[Records from a dataset]
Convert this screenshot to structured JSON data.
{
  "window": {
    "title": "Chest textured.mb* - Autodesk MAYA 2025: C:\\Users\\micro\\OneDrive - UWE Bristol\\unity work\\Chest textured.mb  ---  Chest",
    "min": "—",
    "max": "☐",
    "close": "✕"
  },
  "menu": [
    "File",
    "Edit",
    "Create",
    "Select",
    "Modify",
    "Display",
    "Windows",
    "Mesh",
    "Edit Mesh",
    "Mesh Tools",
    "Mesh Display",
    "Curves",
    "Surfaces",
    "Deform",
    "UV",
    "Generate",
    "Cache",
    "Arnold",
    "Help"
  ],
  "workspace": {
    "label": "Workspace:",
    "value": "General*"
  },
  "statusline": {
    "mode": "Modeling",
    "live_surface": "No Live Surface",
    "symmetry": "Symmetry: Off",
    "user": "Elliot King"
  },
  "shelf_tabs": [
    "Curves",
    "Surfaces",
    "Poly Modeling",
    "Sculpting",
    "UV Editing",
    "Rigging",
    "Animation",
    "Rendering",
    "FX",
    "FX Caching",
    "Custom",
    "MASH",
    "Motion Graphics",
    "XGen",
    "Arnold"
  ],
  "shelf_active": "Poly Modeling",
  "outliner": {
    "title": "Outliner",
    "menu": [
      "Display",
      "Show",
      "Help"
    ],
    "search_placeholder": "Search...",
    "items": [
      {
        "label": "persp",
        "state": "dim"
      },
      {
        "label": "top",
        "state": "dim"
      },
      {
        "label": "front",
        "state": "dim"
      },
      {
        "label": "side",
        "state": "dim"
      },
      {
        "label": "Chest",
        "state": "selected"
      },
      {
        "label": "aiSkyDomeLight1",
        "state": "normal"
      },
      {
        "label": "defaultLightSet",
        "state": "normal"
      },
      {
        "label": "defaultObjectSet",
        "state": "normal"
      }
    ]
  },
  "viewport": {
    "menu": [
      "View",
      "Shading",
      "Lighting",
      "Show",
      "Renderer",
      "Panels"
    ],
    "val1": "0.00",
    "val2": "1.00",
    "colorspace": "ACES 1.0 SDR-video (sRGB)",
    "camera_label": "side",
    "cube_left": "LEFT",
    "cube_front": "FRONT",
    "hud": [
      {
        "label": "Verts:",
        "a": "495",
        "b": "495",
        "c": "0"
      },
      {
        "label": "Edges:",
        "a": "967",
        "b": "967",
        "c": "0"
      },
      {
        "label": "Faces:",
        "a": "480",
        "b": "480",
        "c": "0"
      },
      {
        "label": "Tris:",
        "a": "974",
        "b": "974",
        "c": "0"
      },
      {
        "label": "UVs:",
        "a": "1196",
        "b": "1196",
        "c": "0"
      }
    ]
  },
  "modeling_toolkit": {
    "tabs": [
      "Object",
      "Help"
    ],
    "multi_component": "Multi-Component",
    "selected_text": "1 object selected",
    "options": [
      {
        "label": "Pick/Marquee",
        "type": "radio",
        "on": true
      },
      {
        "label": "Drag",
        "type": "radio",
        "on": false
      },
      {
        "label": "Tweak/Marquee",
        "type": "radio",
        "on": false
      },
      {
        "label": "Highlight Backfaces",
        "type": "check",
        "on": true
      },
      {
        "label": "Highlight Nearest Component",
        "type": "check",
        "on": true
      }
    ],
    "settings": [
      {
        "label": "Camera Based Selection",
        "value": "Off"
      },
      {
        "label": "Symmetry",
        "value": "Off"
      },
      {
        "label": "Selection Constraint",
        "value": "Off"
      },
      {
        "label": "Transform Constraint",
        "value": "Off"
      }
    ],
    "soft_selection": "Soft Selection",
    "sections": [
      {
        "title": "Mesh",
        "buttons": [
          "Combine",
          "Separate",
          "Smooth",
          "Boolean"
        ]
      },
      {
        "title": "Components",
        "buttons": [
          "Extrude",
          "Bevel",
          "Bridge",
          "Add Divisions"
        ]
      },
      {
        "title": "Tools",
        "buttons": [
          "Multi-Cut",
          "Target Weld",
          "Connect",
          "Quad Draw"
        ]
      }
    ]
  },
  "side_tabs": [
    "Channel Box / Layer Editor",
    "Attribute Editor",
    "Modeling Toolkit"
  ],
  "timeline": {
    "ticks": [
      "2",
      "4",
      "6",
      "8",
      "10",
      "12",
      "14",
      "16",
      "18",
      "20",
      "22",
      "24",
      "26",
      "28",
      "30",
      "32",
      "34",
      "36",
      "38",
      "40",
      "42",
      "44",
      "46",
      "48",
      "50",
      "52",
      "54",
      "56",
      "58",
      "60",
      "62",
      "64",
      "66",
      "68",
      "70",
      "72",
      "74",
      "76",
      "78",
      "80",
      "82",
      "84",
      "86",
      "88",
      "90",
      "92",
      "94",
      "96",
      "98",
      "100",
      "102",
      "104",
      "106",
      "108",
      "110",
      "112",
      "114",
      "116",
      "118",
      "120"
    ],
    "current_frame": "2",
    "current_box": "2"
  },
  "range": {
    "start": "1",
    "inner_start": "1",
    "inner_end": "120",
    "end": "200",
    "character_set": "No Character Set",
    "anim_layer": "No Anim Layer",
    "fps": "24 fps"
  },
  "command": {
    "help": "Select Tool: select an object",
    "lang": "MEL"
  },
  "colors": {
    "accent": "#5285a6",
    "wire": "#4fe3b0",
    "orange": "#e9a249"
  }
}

### Aim
Above are some records; repeat all of them exactly.

### Completed exercise
Convert this screenshot to structured JSON data.
{
  "window": {
    "title": "Chest textured.mb* - Autodesk MAYA 2025: C:\\Users\\micro\\OneDrive - UWE Bristol\\unity work\\Chest textured.mb  ---  Chest",
    "min": "—",
    "max": "☐",
    "close": "✕"
  },
  "menu": [
    "File",
    "Edit",
    "Create",
    "Select",
    "Modify",
    "Display",
    "Windows",
    "Mesh",
    "Edit Mesh",
    "Mesh Tools",
    "Mesh Display",
    "Curves",
    "Surfaces",
    "Deform",
    "UV",
    "Generate",
    "Cache",
    "Arnold",
    "Help"
  ],
  "workspace": {
    "label": "Workspace:",
    "value": "General*"
  },
  "statusline": {
    "mode": "Modeling",
    "live_surface": "No Live Surface",
    "symmetry": "Symmetry: Off",
    "user": "Elliot King"
  },
  "shelf_tabs": [
    "Curves",
    "Surfaces",
    "Poly Modeling",
    "Sculpting",
    "UV Editing",
    "Rigging",
    "Animation",
    "Rendering",
    "FX",
    "FX Caching",
    "Custom",
    "MASH",
    "Motion Graphics",
    "XGen",
    "Arnold"
  ],
  "shelf_active": "Poly Modeling",
  "outliner": {
    "title": "Outliner",
    "menu": [
      "Display",
      "Show",
      "Help"
    ],
    "search_placeholder": "Search...",
    "items": [
      {
        "label": "persp",
        "state": "dim"
      },
      {
        "label": "top",
        "state": "dim"
      },
      {
        "label": "front",
        "state": "dim"
      },
      {
        "label": "side",
        "state": "dim"
      },
      {
        "label": "Chest",
        "state": "selected"
      },
      {
        "label": "aiSkyDomeLight1",
        "state": "normal"
      },
      {
        "label": "defaultLightSet",
        "state": "normal"
      },
      {
        "label": "defaultObjectSet",
        "state": "normal"
      }
    ]
  },
  "viewport": {
    "menu": [
      "View",
      "Shading",
      "Lighting",
      "Show",
      "Renderer",
      "Panels"
    ],
    "val1": "0.00",
    "val2": "1.00",
    "colorspace": "ACES 1.0 SDR-video (sRGB)",
    "camera_label": "side",
    "cube_left": "LEFT",
    "cube_front": "FRONT",
    "hud": [
      {
        "label": "Verts:",
        "a": "495",
        "b": "495",
        "c": "0"
      },
      {
        "label": "Edges:",
        "a": "967",
        "b": "967",
        "c": "0"
      },
      {
        "label": "Faces:",
        "a": "480",
        "b": "480",
        "c": "0"
      },
      {
        "label": "Tris:",
        "a": "974",
        "b": "974",
        "c": "0"
      },
      {
        "label": "UVs:",
        "a": "1196",
        "b": "1196",
        "c": "0"
      }
    ]
  },
  "modeling_toolkit": {
    "tabs": [
      "Object",
      "Help"
    ],
    "multi_component": "Multi-Component",
    "selected_text": "1 object selected",
    "options": [
      {
        "label": "Pick/Marquee",
        "type": "radio",
        "on": true
      },
      {
        "label": "Drag",
        "type": "radio",
        "on": false
      },
      {
        "label": "Tweak/Marquee",
        "type": "radio",
        "on": false
      },
      {
        "label": "Highlight Backfaces",
        "type": "check",
        "on": true
      },
      {
        "label": "Highlight Nearest Component",
        "type": "check",
        "on": true
      }
    ],
    "settings": [
      {
        "label": "Camera Based Selection",
        "value": "Off"
      },
      {
        "label": "Symmetry",
        "value": "Off"
      },
      {
        "label": "Selection Constraint",
        "value": "Off"
      },
      {
        "label": "Transform Constraint",
        "value": "Off"
      }
    ],
    "soft_selection": "Soft Selection",
    "sections": [
      {
        "title": "Mesh",
        "buttons": [
          "Combine",
          "Separate",
          "Smooth",
          "Boolean"
        ]
      },
      {
        "title": "Components",
        "buttons": [
          "Extrude",
          "Bevel",
          "Bridge",
          "Add Divisions"
        ]
      },
      {
        "title": "Tools",
        "buttons": [
          "Multi-Cut",
          "Target Weld",
          "Connect",
          "Quad Draw"
        ]
      }
    ]
  },
  "side_tabs": [
    "Channel Box / Layer Editor",
    "Attribute Editor",
    "Modeling Toolkit"
  ],
  "timeline": {
    "ticks": [
      "2",
      "4",
      "6",
      "8",
      "10",
      "12",
      "14",
      "16",
      "18",
      "20",
      "22",
      "24",
      "26",
      "28",
      "30",
      "32",
      "34",
      "36",
      "38",
      "40",
      "42",
      "44",
      "46",
      "48",
      "50",
      "52",
      "54",
      "56",
      "58",
      "60",
      "62",
      "64",
      "66",
      "68",
      "70",
      "72",
      "74",
      "76",
      "78",
      "80",
      "82",
      "84",
      "86",
      "88",
      "90",
      "92",
      "94",
      "96",
      "98",
      "100",
      "102",
      "104",
      "106",
      "108",
      "110",
      "112",
      "114",
      "116",
      "118",
      "120"
    ],
    "current_frame": "2",
    "current_box": "2"
  },
  "range": {
    "start": "1",
    "inner_start": "1",
    "inner_end": "120",
    "end": "200",
    "character_set": "No Character Set",
    "anim_layer": "No Anim Layer",
    "fps": "24 fps"
  },
  "command": {
    "help": "Select Tool: select an object",
    "lang": "MEL"
  },
  "colors": {
    "accent": "#5285a6",
    "wire": "#4fe3b0",
    "orange": "#e9a249"
  }
}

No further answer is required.